- **PROBLEM TO WORK ON**
Turn every line of the records below into a Markdown table with two columns, Row and Line, where Row numbers each line and Line holds the line itself. Skip blank lines and leave the pictures out.

────────────────

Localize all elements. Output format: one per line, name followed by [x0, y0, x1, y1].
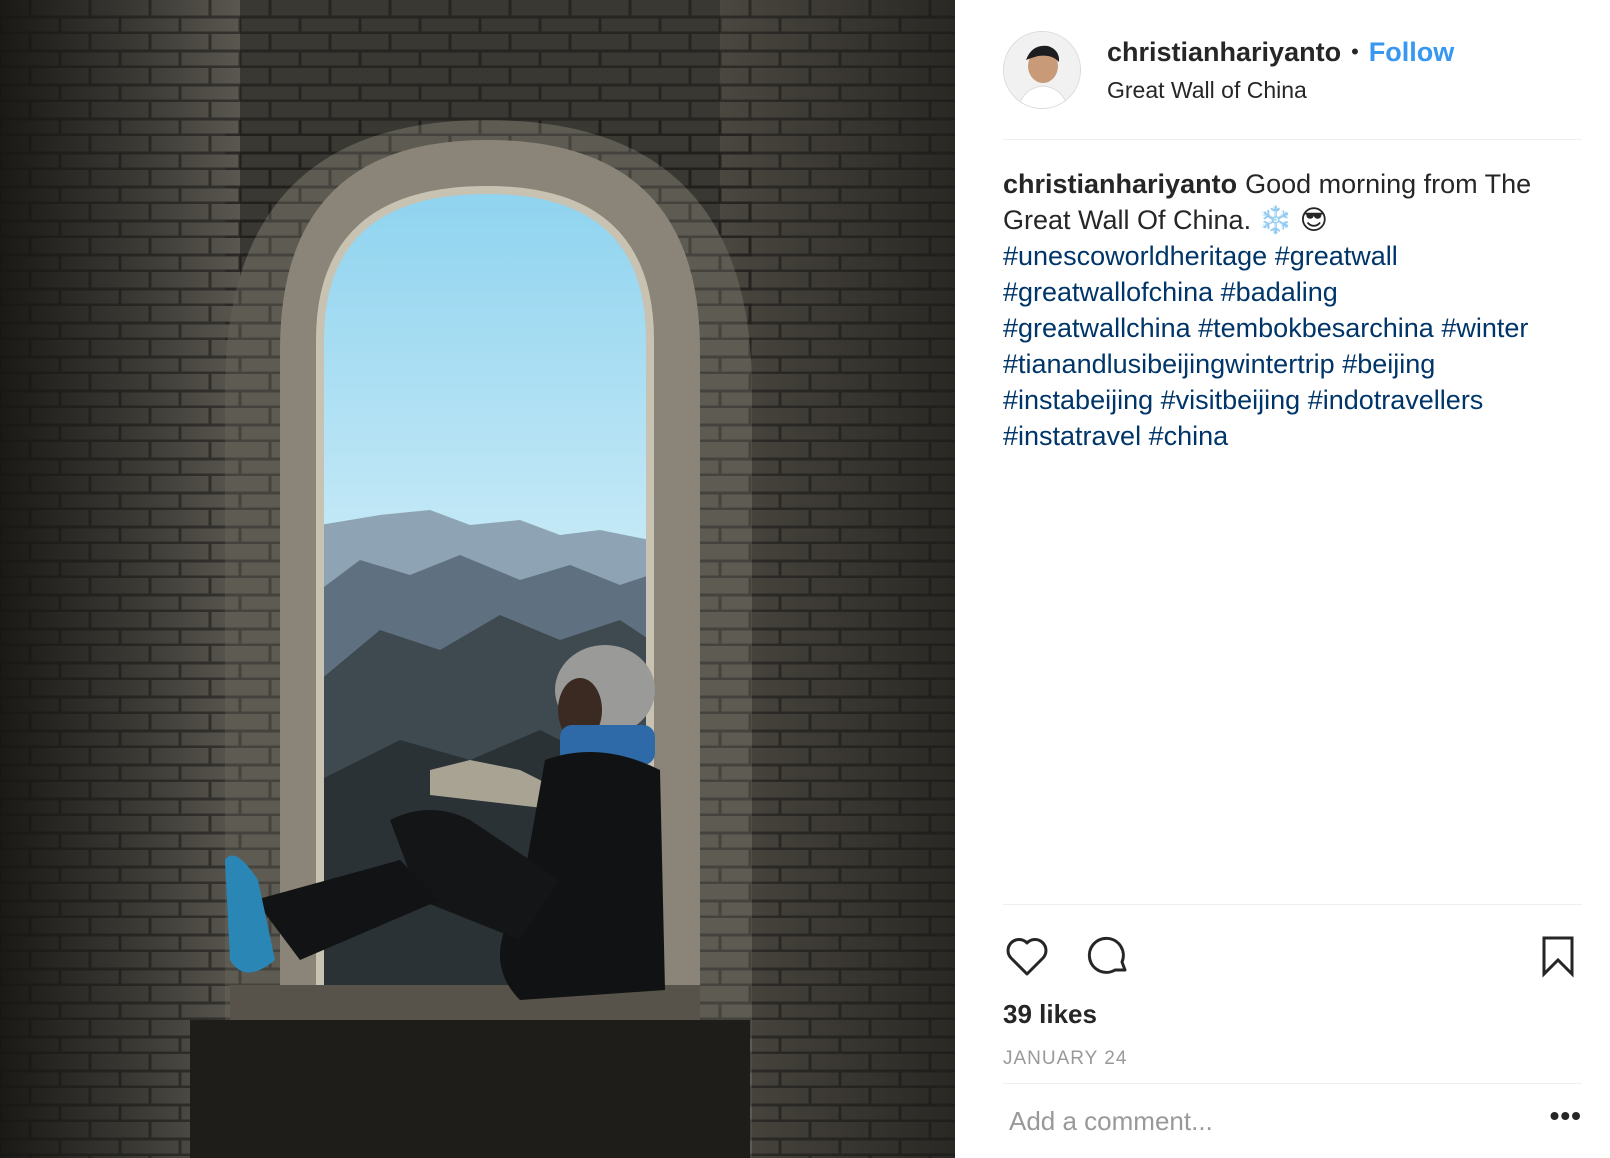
- hashtag-link[interactable]: #china: [1149, 421, 1229, 451]
- hashtag-link[interactable]: #instabeijing: [1003, 385, 1153, 415]
- caption-username[interactable]: christianhariyanto: [1003, 169, 1237, 199]
- bookmark-icon: [1542, 936, 1574, 978]
- header-text: christianhariyanto • Follow Great Wall o…: [1107, 35, 1454, 104]
- speech-bubble-icon: [1087, 936, 1127, 974]
- avatar[interactable]: [1003, 30, 1081, 109]
- like-button[interactable]: [1003, 932, 1051, 980]
- hashtag-link[interactable]: #badaling: [1221, 277, 1338, 307]
- instagram-post: christianhariyanto • Follow Great Wall o…: [0, 0, 1610, 1158]
- sunglasses-emoji: 😎: [1299, 205, 1328, 235]
- post-header: christianhariyanto • Follow Great Wall o…: [1003, 0, 1582, 140]
- hashtag-link[interactable]: #indotravellers: [1308, 385, 1484, 415]
- save-button[interactable]: [1534, 932, 1582, 980]
- post-actions: 39 likes JANUARY 24: [1003, 904, 1582, 1070]
- username-link[interactable]: christianhariyanto: [1107, 35, 1341, 69]
- hashtag-link[interactable]: #beijing: [1342, 349, 1435, 379]
- avatar-photo: [1004, 31, 1080, 108]
- post-details-panel: christianhariyanto • Follow Great Wall o…: [955, 0, 1610, 1158]
- separator-dot: •: [1351, 39, 1359, 64]
- comment-input[interactable]: [1003, 1105, 1550, 1137]
- hashtag-link[interactable]: #tianandlusibeijingwintertrip: [1003, 349, 1335, 379]
- hashtag-link[interactable]: #visitbeijing: [1161, 385, 1301, 415]
- location-link[interactable]: Great Wall of China: [1107, 77, 1454, 104]
- hashtag-link[interactable]: #greatwall: [1275, 241, 1398, 271]
- more-options-button[interactable]: •••: [1550, 1100, 1582, 1142]
- hashtag-link[interactable]: #instatravel: [1003, 421, 1141, 451]
- comment-bar: •••: [1003, 1083, 1582, 1158]
- heart-icon: [1006, 938, 1048, 976]
- comment-button[interactable]: [1085, 932, 1133, 980]
- header-line: christianhariyanto • Follow: [1107, 35, 1454, 69]
- action-row: [1003, 905, 1582, 999]
- hashtag-link[interactable]: #unescoworldheritage: [1003, 241, 1267, 271]
- hashtag-link[interactable]: #greatwallofchina: [1003, 277, 1213, 307]
- great-wall-window-photo: [0, 0, 955, 1158]
- post-date[interactable]: JANUARY 24: [1003, 1048, 1582, 1070]
- snowflake-emoji: ❄️: [1258, 205, 1293, 235]
- post-caption: christianhariyanto Good morning from The …: [1003, 140, 1582, 454]
- hashtag-link[interactable]: #winter: [1441, 313, 1528, 343]
- likes-count[interactable]: 39 likes: [1003, 999, 1582, 1030]
- hashtag-link[interactable]: #greatwallchina: [1003, 313, 1191, 343]
- post-photo[interactable]: [0, 0, 955, 1158]
- hashtag-link[interactable]: #tembokbesarchina: [1198, 313, 1434, 343]
- follow-button[interactable]: Follow: [1369, 35, 1454, 69]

────────────────

- **ANSWER FOR THIS EXERCISE**
| Row | Line |
|---|---|
| 1 | Localize all elements. Output format: one per line, name followed by [x0, y0, x1, y1]. |
| 2 | - hashtag-link[interactable]: #china: [1149, 421, 1229, 451] |
| 3 | - hashtag-link[interactable]: #instabeijing: [1003, 385, 1153, 415] |
| 4 | - caption-username[interactable]: christianhariyanto: [1003, 169, 1237, 199] |
| 5 | - bookmark-icon: [1542, 936, 1574, 978] |
| 6 | - header-text: christianhariyanto • Follow Great Wall o…: [1107, 35, 1454, 104] |
| 7 | - speech-bubble-icon: [1087, 936, 1127, 974] |
| 8 | - avatar[interactable]: [1003, 30, 1081, 109] |
| 9 | - like-button[interactable]: [1003, 932, 1051, 980] |
| 10 | - hashtag-link[interactable]: #badaling: [1221, 277, 1338, 307] |
| 11 | - instagram-post: christianhariyanto • Follow Great Wall o…: [0, 0, 1610, 1158] |
| 12 | - sunglasses-emoji: 😎: [1299, 205, 1328, 235] |
| 13 | - post-header: christianhariyanto • Follow Great Wall o…: [1003, 0, 1582, 140] |
| 14 | - hashtag-link[interactable]: #indotravellers: [1308, 385, 1484, 415] |
| 15 | - save-button[interactable]: [1534, 932, 1582, 980] |
| 16 | - post-actions: 39 likes JANUARY 24: [1003, 904, 1582, 1070] |
| 17 | - username-link[interactable]: christianhariyanto: [1107, 35, 1341, 69] |
| 18 | - hashtag-link[interactable]: #beijing: [1342, 349, 1435, 379] |
| 19 | - avatar-photo: [1004, 31, 1080, 108] |
| 20 | - post-details-panel: christianhariyanto • Follow Great Wall o…: [955, 0, 1610, 1158] |
| 21 | - separator-dot: •: [1351, 39, 1359, 64] |
| 22 | - comment-input[interactable]: [1003, 1105, 1550, 1137] |
| 23 | - hashtag-link[interactable]: #tianandlusibeijingwintertrip: [1003, 349, 1335, 379] |
| 24 | - hashtag-link[interactable]: #visitbeijing: [1161, 385, 1301, 415] |
| 25 | - location-link[interactable]: Great Wall of China: [1107, 77, 1454, 104] |
| 26 | - hashtag-link[interactable]: #greatwall: [1275, 241, 1398, 271] |
| 27 | - more-options-button[interactable]: •••: [1550, 1100, 1582, 1142] |
| 28 | - hashtag-link[interactable]: #instatravel: [1003, 421, 1141, 451] |
| 29 | - comment-bar: •••: [1003, 1083, 1582, 1158] |
| 30 | - heart-icon: [1006, 938, 1048, 976] |
| 31 | - comment-button[interactable]: [1085, 932, 1133, 980] |
| 32 | - header-line: christianhariyanto • Follow: [1107, 35, 1454, 69] |
| 33 | - action-row: [1003, 905, 1582, 999] |
| 34 | - hashtag-link[interactable]: #unescoworldheritage: [1003, 241, 1267, 271] |
| 35 | - hashtag-link[interactable]: #greatwallofchina: [1003, 277, 1213, 307] |
| 36 | - great-wall-window-photo: [0, 0, 955, 1158] |
| 37 | - post-date[interactable]: JANUARY 24: [1003, 1048, 1582, 1070] |
| 38 | - snowflake-emoji: ❄️: [1258, 205, 1293, 235] |
| 39 | - post-caption: christianhariyanto Good morning from The …: [1003, 140, 1582, 454] |
| 40 | - hashtag-link[interactable]: #winter: [1441, 313, 1528, 343] |
| 41 | - likes-count[interactable]: 39 likes: [1003, 999, 1582, 1030] |
| 42 | - hashtag-link[interactable]: #greatwallchina: [1003, 313, 1191, 343] |
| 43 | - post-photo[interactable]: [0, 0, 955, 1158] |
| 44 | - hashtag-link[interactable]: #tembokbesarchina: [1198, 313, 1434, 343] |
| 45 | - follow-button[interactable]: Follow: [1369, 35, 1454, 69] |